§ Aim: List every line below containing "cards".

[Data records]
## Start

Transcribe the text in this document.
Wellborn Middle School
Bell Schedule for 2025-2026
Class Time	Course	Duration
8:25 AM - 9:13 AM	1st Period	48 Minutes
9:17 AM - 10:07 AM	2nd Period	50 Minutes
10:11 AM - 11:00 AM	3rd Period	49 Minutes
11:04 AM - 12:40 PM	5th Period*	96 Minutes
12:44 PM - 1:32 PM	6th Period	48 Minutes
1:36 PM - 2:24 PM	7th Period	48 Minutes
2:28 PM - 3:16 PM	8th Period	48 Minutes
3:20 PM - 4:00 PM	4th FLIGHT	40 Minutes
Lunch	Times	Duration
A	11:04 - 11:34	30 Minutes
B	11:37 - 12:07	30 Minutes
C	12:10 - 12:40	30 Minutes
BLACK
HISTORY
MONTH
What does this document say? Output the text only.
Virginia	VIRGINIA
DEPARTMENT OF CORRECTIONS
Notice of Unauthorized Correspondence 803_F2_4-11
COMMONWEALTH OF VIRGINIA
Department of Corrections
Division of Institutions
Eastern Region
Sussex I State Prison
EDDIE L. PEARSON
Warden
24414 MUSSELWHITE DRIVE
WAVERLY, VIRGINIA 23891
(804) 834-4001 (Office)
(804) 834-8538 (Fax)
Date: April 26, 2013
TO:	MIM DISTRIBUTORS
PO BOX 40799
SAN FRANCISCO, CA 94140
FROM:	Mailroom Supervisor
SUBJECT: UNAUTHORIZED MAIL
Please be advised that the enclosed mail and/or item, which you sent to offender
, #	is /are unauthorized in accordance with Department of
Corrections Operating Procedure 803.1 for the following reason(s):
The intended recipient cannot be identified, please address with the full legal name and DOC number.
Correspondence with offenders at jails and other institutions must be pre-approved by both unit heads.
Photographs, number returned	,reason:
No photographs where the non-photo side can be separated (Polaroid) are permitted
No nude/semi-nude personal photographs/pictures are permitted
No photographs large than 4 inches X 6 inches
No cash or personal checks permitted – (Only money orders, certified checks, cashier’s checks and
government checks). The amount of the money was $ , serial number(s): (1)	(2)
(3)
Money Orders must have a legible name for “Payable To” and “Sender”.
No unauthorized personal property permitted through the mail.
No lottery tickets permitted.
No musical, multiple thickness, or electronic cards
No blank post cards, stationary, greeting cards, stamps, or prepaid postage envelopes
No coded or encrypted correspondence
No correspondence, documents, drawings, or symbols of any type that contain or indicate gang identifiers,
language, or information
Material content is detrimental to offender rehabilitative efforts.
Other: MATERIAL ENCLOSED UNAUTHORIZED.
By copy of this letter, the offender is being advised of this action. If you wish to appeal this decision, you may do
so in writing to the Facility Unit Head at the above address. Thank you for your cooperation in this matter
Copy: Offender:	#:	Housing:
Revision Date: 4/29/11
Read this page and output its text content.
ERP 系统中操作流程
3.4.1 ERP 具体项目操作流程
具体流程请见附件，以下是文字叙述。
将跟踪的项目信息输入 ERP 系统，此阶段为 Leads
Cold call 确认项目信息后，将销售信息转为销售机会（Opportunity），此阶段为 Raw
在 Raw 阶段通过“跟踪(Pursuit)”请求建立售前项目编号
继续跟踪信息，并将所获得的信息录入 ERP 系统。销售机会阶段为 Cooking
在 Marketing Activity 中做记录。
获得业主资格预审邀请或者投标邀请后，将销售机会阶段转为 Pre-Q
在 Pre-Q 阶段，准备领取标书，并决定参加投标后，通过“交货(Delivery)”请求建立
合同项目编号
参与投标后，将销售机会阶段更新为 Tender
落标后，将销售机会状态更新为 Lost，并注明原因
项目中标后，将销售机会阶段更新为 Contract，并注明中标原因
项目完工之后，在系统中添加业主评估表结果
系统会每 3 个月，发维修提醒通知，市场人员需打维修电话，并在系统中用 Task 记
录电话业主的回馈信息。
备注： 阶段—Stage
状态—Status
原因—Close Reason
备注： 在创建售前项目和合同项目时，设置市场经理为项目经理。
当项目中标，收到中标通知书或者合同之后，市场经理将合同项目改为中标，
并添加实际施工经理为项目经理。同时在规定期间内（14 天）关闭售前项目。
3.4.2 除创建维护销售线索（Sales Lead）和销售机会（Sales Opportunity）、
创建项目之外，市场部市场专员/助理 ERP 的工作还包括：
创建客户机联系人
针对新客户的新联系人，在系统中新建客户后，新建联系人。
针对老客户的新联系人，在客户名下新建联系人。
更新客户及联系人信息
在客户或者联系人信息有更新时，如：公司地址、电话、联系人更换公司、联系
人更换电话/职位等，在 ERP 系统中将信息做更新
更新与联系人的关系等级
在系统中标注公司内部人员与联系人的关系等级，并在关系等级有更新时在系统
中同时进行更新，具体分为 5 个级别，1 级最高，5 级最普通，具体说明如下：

## End

§ Task solution:
No musical, multiple thickness, or electronic cards
No blank post cards, stationary, greeting cards, stamps, or prepaid postage envelopes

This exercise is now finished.